◆ Objective: Express every line of the items below as a JSON list of strings, one string per line, with blank lines omitted. Leave the pictures out.

◆ Dataset extract:

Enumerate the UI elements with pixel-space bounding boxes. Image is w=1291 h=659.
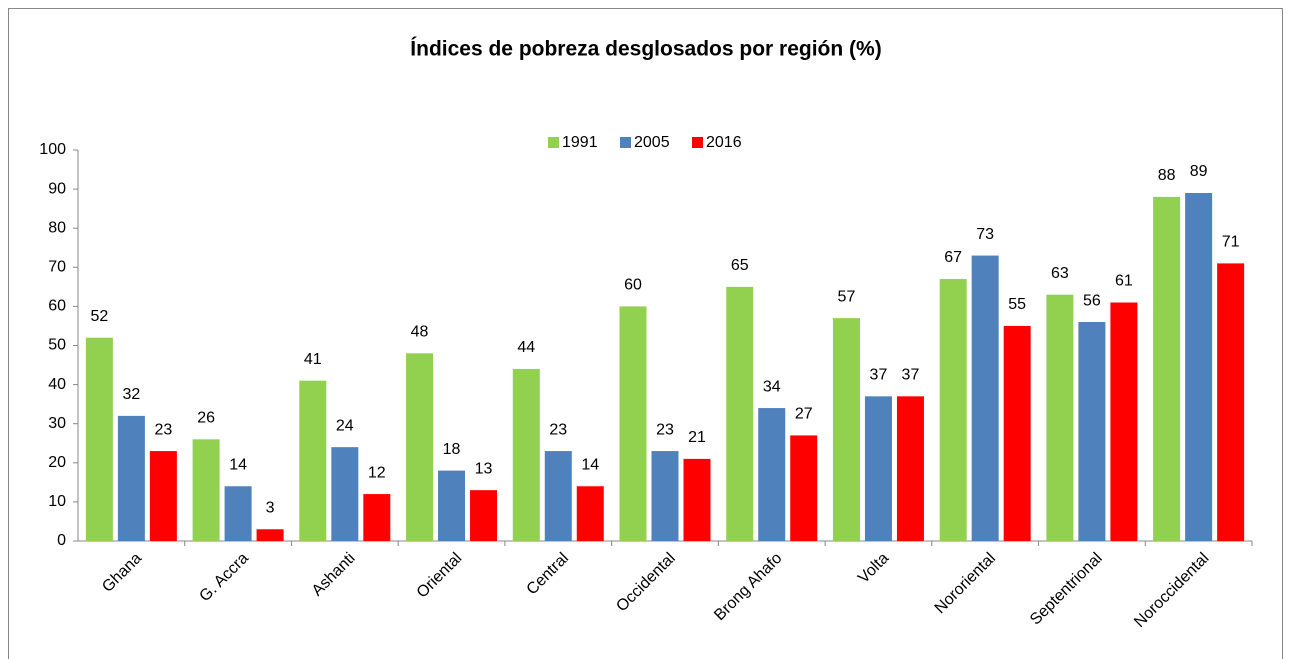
data-label: 73 bbox=[976, 226, 994, 243]
data-label: 3 bbox=[266, 499, 275, 516]
bar bbox=[619, 306, 647, 541]
data-label: 48 bbox=[411, 324, 429, 341]
bar bbox=[1110, 302, 1138, 541]
data-label: 23 bbox=[154, 421, 172, 438]
data-label: 52 bbox=[90, 308, 108, 325]
data-label: 32 bbox=[122, 386, 140, 403]
data-label: 14 bbox=[581, 456, 599, 473]
data-label: 23 bbox=[549, 421, 567, 438]
data-label: 27 bbox=[795, 406, 813, 423]
bar bbox=[438, 470, 466, 541]
data-label: 24 bbox=[336, 417, 354, 434]
bar bbox=[192, 439, 220, 541]
y-tick-label: 80 bbox=[48, 219, 66, 236]
bar bbox=[1003, 325, 1031, 541]
data-label: 88 bbox=[1158, 167, 1176, 184]
bar bbox=[363, 494, 391, 541]
bar bbox=[544, 451, 572, 541]
data-label: 26 bbox=[197, 410, 215, 427]
bar bbox=[331, 447, 359, 541]
bar bbox=[971, 255, 999, 541]
y-tick-label: 40 bbox=[48, 376, 66, 393]
bar bbox=[758, 408, 786, 541]
data-label: 23 bbox=[656, 421, 674, 438]
bar bbox=[832, 318, 860, 541]
bar bbox=[299, 380, 327, 541]
y-tick-label: 60 bbox=[48, 298, 66, 315]
y-tick-label: 20 bbox=[48, 454, 66, 471]
bar bbox=[1185, 193, 1213, 541]
data-label: 57 bbox=[838, 288, 856, 305]
legend-swatch bbox=[620, 137, 631, 148]
legend-label: 1991 bbox=[562, 134, 598, 151]
data-label: 37 bbox=[870, 367, 888, 384]
bar bbox=[85, 337, 113, 541]
data-label: 71 bbox=[1222, 234, 1240, 251]
y-tick-label: 0 bbox=[57, 532, 66, 549]
y-tick-label: 70 bbox=[48, 259, 66, 276]
data-label: 34 bbox=[763, 378, 781, 395]
chart-title: Índices de pobreza desglosados por regió… bbox=[410, 38, 881, 61]
data-label: 60 bbox=[624, 277, 642, 294]
bar bbox=[149, 451, 177, 541]
bar bbox=[651, 451, 679, 541]
bar bbox=[256, 529, 284, 541]
data-label: 18 bbox=[443, 441, 461, 458]
bar bbox=[1153, 196, 1181, 542]
bar bbox=[117, 415, 145, 541]
data-label: 41 bbox=[304, 351, 322, 368]
data-label: 44 bbox=[517, 339, 535, 356]
y-tick-label: 30 bbox=[48, 415, 66, 432]
data-label: 12 bbox=[368, 464, 386, 481]
bar bbox=[939, 279, 967, 541]
legend-label: 2016 bbox=[706, 134, 742, 151]
bar bbox=[864, 396, 892, 541]
data-label: 56 bbox=[1083, 292, 1101, 309]
legend-swatch bbox=[548, 137, 559, 148]
y-tick-label: 100 bbox=[39, 141, 66, 158]
bar bbox=[576, 486, 604, 541]
legend-swatch bbox=[692, 137, 703, 148]
y-tick-label: 90 bbox=[48, 180, 66, 197]
y-tick-label: 50 bbox=[48, 337, 66, 354]
bar bbox=[726, 286, 754, 541]
bar bbox=[1217, 263, 1245, 541]
bar bbox=[1046, 294, 1074, 541]
data-label: 67 bbox=[944, 249, 962, 266]
bar bbox=[512, 368, 540, 541]
data-label: 65 bbox=[731, 257, 749, 274]
data-label: 21 bbox=[688, 429, 706, 446]
legend-label: 2005 bbox=[634, 134, 670, 151]
bar bbox=[683, 458, 711, 541]
bar bbox=[790, 435, 818, 541]
data-label: 61 bbox=[1115, 273, 1133, 290]
bar bbox=[470, 490, 498, 541]
bar bbox=[1078, 322, 1106, 541]
data-label: 55 bbox=[1008, 296, 1026, 313]
bar bbox=[896, 396, 924, 541]
data-label: 13 bbox=[475, 460, 493, 477]
data-label: 37 bbox=[902, 367, 920, 384]
data-label: 14 bbox=[229, 456, 247, 473]
bar bbox=[406, 353, 434, 541]
data-label: 63 bbox=[1051, 265, 1069, 282]
data-label: 89 bbox=[1190, 163, 1208, 180]
bar bbox=[224, 486, 252, 541]
y-tick-label: 10 bbox=[48, 493, 66, 510]
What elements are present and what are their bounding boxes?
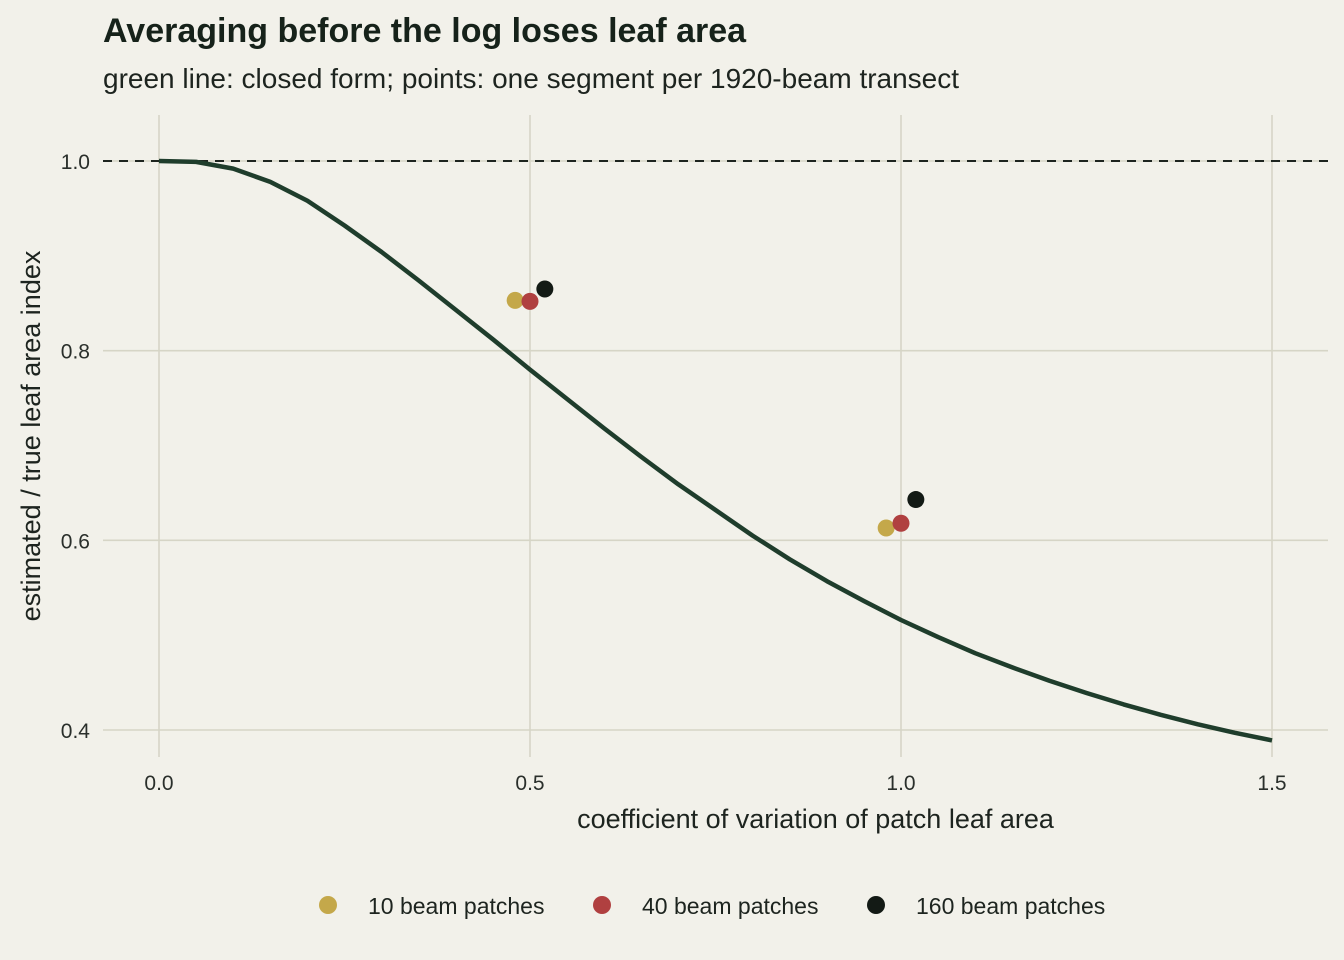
legend-marker — [593, 896, 611, 914]
x-axis-title: coefficient of variation of patch leaf a… — [577, 804, 1055, 834]
x-tick-label: 1.0 — [886, 772, 915, 795]
x-tick-label: 0.0 — [144, 772, 173, 795]
data-point — [536, 280, 554, 298]
y-axis-title: estimated / true leaf area index — [16, 250, 46, 621]
y-tick-label: 0.6 — [61, 530, 90, 553]
data-point — [521, 292, 539, 310]
y-tick-label: 0.4 — [61, 720, 91, 743]
data-point — [907, 491, 925, 509]
data-point — [506, 291, 524, 309]
data-point — [892, 514, 910, 532]
legend-marker — [867, 896, 885, 914]
data-point — [877, 519, 895, 537]
chart-title: Averaging before the log loses leaf area — [103, 12, 747, 50]
legend-label: 160 beam patches — [916, 893, 1105, 919]
x-tick-label: 0.5 — [515, 772, 544, 795]
closed-form-curve — [158, 158, 1273, 743]
legend-label: 40 beam patches — [642, 893, 818, 919]
legend-label: 10 beam patches — [368, 893, 544, 919]
chart-subtitle: green line: closed form; points: one seg… — [103, 63, 960, 94]
x-tick-label: 1.5 — [1257, 772, 1286, 795]
y-tick-label: 0.8 — [61, 341, 90, 364]
legend-marker — [319, 896, 337, 914]
y-tick-label: 1.0 — [61, 151, 90, 174]
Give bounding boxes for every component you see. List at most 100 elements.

◆ Correct answer:
[
  "Enumerate the UI elements with pixel-space bounding boxes. Image is w=1291 h=659.",
  "data-label: 73 bbox=[976, 226, 994, 243]",
  "data-label: 3 bbox=[266, 499, 275, 516]",
  "bar bbox=[619, 306, 647, 541]",
  "data-label: 48 bbox=[411, 324, 429, 341]",
  "bar bbox=[1110, 302, 1138, 541]",
  "data-label: 23 bbox=[154, 421, 172, 438]",
  "data-label: 52 bbox=[90, 308, 108, 325]",
  "data-label: 32 bbox=[122, 386, 140, 403]",
  "data-label: 14 bbox=[581, 456, 599, 473]",
  "data-label: 23 bbox=[549, 421, 567, 438]",
  "data-label: 27 bbox=[795, 406, 813, 423]",
  "bar bbox=[438, 470, 466, 541]",
  "data-label: 24 bbox=[336, 417, 354, 434]",
  "bar bbox=[192, 439, 220, 541]",
  "y-tick-label: 80 bbox=[48, 219, 66, 236]",
  "bar bbox=[1003, 325, 1031, 541]",
  "data-label: 88 bbox=[1158, 167, 1176, 184]",
  "bar bbox=[363, 494, 391, 541]",
  "bar bbox=[544, 451, 572, 541]",
  "data-label: 26 bbox=[197, 410, 215, 427]",
  "bar bbox=[331, 447, 359, 541]",
  "bar bbox=[971, 255, 999, 541]",
  "y-tick-label: 40 bbox=[48, 376, 66, 393]",
  "bar bbox=[758, 408, 786, 541]",
  "data-label: 23 bbox=[656, 421, 674, 438]",
  "bar bbox=[832, 318, 860, 541]",
  "bar bbox=[299, 380, 327, 541]",
  "y-tick-label: 60 bbox=[48, 298, 66, 315]",
  "y-tick-label: 20 bbox=[48, 454, 66, 471]",
  "bar bbox=[1185, 193, 1213, 541]",
  "data-label: 57 bbox=[838, 288, 856, 305]",
  "legend-swatch bbox=[620, 137, 631, 148]",
  "legend-label: 1991 bbox=[562, 134, 598, 151]",
  "data-label: 37 bbox=[870, 367, 888, 384]",
  "bar bbox=[85, 337, 113, 541]",
  "data-label: 71 bbox=[1222, 234, 1240, 251]",
  "y-tick-label: 0 bbox=[57, 532, 66, 549]",
  "y-tick-label: 70 bbox=[48, 259, 66, 276]",
  "data-label: 34 bbox=[763, 378, 781, 395]",
  "chart-title: Índices de pobreza desglosados por regió… bbox=[410, 38, 881, 61]",
  "data-label: 60 bbox=[624, 277, 642, 294]",
  "bar bbox=[149, 451, 177, 541]",
  "bar bbox=[651, 451, 679, 541]",
  "bar bbox=[256, 529, 284, 541]",
  "data-label: 18 bbox=[443, 441, 461, 458]",
  "bar bbox=[1153, 196, 1181, 542]",
  "bar bbox=[117, 415, 145, 541]",
  "data-label: 41 bbox=[304, 351, 322, 368]",
  "data-label: 44 bbox=[517, 339, 535, 356]",
  "y-tick-label: 30 bbox=[48, 415, 66, 432]",
  "data-label: 12 bbox=[368, 464, 386, 481]",
  "bar bbox=[939, 279, 967, 541]",
  "legend-label: 2016 bbox=[706, 134, 742, 151]",
  "bar bbox=[864, 396, 892, 541]",
  "data-label: 56 bbox=[1083, 292, 1101, 309]",
  "legend-swatch bbox=[548, 137, 559, 148]",
  "y-tick-label: 100 bbox=[39, 141, 66, 158]",
  "bar bbox=[576, 486, 604, 541]",
  "legend-swatch bbox=[692, 137, 703, 148]",
  "y-tick-label: 90 bbox=[48, 180, 66, 197]",
  "y-tick-label: 50 bbox=[48, 337, 66, 354]",
  "bar bbox=[726, 286, 754, 541]",
  "bar bbox=[1217, 263, 1245, 541]",
  "bar bbox=[1046, 294, 1074, 541]",
  "data-label: 67 bbox=[944, 249, 962, 266]",
  "bar bbox=[512, 368, 540, 541]",
  "data-label: 65 bbox=[731, 257, 749, 274]",
  "data-label: 21 bbox=[688, 429, 706, 446]",
  "legend-label: 2005 bbox=[634, 134, 670, 151]",
  "bar bbox=[683, 458, 711, 541]",
  "bar bbox=[790, 435, 818, 541]",
  "data-label: 61 bbox=[1115, 273, 1133, 290]",
  "bar bbox=[470, 490, 498, 541]",
  "bar bbox=[1078, 322, 1106, 541]",
  "data-label: 55 bbox=[1008, 296, 1026, 313]",
  "bar bbox=[896, 396, 924, 541]",
  "data-label: 13 bbox=[475, 460, 493, 477]",
  "data-label: 37 bbox=[902, 367, 920, 384]",
  "data-label: 14 bbox=[229, 456, 247, 473]",
  "bar bbox=[406, 353, 434, 541]",
  "data-label: 63 bbox=[1051, 265, 1069, 282]",
  "data-label: 89 bbox=[1190, 163, 1208, 180]",
  "bar bbox=[224, 486, 252, 541]",
  "y-tick-label: 10 bbox=[48, 493, 66, 510]",
  "What elements are present and what are their bounding boxes?",
  "legend-marker — [593, 896, 611, 914]",
  "x-axis-title: coefficient of variation of patch leaf a… — [577, 804, 1055, 834]",
  "x-tick-label: 1.0 — [886, 772, 915, 795]",
  "x-tick-label: 0.0 — [144, 772, 173, 795]",
  "data-point — [536, 280, 554, 298]",
  "y-axis-title: estimated / true leaf area index — [16, 250, 46, 621]",
  "y-tick-label: 0.6 — [61, 530, 90, 553]",
  "data-point — [521, 292, 539, 310]",
  "y-tick-label: 0.4 — [61, 720, 91, 743]",
  "data-point — [907, 491, 925, 509]",
  "data-point — [506, 291, 524, 309]",
  "data-point — [892, 514, 910, 532]",
  "legend-marker — [867, 896, 885, 914]",
  "data-point — [877, 519, 895, 537]",
  "chart-title: Averaging before the log loses leaf area — [103, 12, 747, 50]",
  "legend-label: 160 beam patches — [916, 893, 1105, 919]",
  "x-tick-label: 0.5 — [515, 772, 544, 795]",
  "closed-form-curve — [158, 158, 1273, 743]",
  "legend-label: 40 beam patches — [642, 893, 818, 919]",
  "legend-label: 10 beam patches — [368, 893, 544, 919]",
  "chart-subtitle: green line: closed form; points: one seg… — [103, 63, 960, 94]",
  "x-tick-label: 1.5 — [1257, 772, 1286, 795]",
  "y-tick-label: 0.8 — [61, 341, 90, 364]",
  "legend-marker — [319, 896, 337, 914]",
  "y-tick-label: 1.0 — [61, 151, 90, 174]",
  "Give bounding boxes for every component you see. List at most 100 elements."
]